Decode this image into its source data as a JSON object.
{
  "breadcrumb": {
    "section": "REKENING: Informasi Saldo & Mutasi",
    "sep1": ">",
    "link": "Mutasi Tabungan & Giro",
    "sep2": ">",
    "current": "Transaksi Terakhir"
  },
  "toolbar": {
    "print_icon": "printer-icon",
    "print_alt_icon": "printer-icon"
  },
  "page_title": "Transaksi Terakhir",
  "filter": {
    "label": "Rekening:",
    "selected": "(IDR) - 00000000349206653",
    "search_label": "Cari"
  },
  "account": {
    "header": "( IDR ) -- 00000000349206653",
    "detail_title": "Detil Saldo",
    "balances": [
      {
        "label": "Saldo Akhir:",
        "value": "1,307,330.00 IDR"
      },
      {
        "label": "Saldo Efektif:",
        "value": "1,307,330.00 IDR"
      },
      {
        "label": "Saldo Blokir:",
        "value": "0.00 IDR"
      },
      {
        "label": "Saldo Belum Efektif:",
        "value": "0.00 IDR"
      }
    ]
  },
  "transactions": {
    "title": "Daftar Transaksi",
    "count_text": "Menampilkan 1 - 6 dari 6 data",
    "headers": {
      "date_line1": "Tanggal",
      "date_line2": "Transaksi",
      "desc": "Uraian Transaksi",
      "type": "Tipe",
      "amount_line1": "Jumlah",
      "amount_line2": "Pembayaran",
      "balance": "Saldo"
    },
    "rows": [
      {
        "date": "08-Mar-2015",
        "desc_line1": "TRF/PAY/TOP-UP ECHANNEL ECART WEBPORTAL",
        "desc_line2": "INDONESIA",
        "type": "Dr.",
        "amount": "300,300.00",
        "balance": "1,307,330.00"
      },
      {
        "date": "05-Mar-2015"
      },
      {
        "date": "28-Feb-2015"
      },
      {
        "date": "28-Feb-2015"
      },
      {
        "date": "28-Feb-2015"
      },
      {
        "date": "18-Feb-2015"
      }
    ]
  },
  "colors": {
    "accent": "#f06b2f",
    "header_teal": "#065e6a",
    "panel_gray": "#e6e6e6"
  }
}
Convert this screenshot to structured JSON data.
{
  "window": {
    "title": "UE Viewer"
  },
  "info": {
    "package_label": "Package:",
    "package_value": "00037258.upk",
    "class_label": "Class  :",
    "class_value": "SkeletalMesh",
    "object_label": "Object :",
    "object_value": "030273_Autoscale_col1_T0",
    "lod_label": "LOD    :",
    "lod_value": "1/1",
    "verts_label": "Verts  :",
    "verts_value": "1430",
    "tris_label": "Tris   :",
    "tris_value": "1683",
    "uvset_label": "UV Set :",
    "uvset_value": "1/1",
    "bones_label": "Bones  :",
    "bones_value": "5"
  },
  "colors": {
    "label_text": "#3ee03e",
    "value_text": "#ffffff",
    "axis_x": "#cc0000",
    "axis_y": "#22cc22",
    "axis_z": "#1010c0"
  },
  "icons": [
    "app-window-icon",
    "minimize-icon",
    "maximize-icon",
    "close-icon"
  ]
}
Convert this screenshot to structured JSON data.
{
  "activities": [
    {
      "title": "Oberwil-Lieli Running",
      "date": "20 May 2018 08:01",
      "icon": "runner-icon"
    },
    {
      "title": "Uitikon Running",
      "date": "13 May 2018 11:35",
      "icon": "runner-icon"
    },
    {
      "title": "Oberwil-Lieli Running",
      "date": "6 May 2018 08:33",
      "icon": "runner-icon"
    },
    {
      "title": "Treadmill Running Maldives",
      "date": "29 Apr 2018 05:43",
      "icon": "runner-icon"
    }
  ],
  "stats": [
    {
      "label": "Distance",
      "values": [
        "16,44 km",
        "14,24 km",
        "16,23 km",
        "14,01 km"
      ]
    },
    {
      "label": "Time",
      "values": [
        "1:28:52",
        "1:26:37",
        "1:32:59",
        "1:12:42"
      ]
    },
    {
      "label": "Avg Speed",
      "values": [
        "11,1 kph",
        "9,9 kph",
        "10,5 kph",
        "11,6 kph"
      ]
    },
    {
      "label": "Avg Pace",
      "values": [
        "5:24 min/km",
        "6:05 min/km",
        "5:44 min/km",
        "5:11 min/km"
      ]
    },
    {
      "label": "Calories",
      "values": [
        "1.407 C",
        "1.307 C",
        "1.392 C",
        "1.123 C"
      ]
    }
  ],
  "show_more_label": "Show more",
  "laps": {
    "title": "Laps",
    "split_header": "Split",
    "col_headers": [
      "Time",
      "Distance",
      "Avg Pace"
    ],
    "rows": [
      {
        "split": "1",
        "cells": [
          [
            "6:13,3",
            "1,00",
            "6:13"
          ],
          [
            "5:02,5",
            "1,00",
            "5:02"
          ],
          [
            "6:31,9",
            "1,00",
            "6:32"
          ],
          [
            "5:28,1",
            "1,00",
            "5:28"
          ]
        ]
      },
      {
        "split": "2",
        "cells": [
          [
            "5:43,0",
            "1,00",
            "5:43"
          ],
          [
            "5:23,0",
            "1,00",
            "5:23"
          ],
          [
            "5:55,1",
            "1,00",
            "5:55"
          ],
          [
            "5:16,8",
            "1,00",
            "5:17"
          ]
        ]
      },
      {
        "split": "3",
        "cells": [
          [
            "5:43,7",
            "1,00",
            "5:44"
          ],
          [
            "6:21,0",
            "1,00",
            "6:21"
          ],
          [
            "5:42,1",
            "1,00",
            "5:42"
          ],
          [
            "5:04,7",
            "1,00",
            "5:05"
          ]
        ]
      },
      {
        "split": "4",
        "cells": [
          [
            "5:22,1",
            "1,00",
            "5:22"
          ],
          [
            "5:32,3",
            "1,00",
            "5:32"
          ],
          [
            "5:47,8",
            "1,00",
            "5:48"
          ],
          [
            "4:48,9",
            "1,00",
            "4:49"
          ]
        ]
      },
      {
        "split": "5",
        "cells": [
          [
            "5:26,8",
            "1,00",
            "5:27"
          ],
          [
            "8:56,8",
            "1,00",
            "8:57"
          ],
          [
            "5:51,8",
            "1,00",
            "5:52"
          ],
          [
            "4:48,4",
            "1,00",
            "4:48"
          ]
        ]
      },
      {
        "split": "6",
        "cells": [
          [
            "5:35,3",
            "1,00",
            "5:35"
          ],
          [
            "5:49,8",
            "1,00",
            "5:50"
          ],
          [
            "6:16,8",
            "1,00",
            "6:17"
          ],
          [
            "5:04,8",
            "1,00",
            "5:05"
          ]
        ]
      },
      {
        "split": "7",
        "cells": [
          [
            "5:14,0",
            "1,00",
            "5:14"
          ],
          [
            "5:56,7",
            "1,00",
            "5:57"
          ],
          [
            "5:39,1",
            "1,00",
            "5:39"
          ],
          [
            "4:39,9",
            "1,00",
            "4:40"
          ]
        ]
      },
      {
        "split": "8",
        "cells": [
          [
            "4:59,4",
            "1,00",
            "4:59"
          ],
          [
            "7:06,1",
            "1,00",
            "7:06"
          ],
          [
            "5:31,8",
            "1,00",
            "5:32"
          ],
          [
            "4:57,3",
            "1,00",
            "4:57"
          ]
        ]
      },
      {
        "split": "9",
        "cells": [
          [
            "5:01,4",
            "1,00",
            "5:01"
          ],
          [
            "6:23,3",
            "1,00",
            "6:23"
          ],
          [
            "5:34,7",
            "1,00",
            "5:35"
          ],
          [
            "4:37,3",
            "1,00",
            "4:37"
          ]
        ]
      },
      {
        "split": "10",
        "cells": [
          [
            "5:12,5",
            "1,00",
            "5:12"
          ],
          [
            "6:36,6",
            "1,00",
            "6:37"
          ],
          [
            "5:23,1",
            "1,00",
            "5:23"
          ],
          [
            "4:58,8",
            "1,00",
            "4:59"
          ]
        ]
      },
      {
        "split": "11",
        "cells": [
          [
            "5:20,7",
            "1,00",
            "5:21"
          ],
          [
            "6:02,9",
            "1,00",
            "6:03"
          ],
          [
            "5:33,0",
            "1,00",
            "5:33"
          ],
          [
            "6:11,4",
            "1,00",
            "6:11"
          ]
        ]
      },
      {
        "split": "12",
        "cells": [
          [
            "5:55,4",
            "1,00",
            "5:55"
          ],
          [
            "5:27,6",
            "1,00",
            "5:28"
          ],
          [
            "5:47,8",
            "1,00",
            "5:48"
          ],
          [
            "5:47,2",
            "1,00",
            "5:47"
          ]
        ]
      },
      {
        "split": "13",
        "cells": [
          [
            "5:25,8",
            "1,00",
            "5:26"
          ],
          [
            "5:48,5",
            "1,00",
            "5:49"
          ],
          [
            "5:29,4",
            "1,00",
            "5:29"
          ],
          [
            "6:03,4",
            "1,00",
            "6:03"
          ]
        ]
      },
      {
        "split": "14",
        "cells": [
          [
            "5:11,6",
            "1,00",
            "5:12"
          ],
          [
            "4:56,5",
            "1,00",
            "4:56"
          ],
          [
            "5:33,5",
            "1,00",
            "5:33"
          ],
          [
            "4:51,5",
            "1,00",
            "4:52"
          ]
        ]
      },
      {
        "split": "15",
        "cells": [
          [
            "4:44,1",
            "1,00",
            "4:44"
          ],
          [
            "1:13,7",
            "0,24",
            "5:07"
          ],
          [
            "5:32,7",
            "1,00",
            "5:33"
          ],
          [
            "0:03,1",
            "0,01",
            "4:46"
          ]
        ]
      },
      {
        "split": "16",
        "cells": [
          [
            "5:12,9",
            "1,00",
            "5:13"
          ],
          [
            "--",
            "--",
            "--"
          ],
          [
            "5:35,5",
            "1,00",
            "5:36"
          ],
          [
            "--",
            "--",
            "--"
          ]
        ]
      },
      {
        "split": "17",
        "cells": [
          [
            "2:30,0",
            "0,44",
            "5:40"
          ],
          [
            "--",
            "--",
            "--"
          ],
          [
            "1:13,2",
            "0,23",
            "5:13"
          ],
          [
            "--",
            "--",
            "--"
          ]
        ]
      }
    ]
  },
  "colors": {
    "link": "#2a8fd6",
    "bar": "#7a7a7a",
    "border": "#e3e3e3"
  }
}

==================================================

Your task — Copy out the lines in which the string "link" appears.

Reply —
    "link": "Mutasi Tabungan & Giro",
    "link": "#2a8fd6",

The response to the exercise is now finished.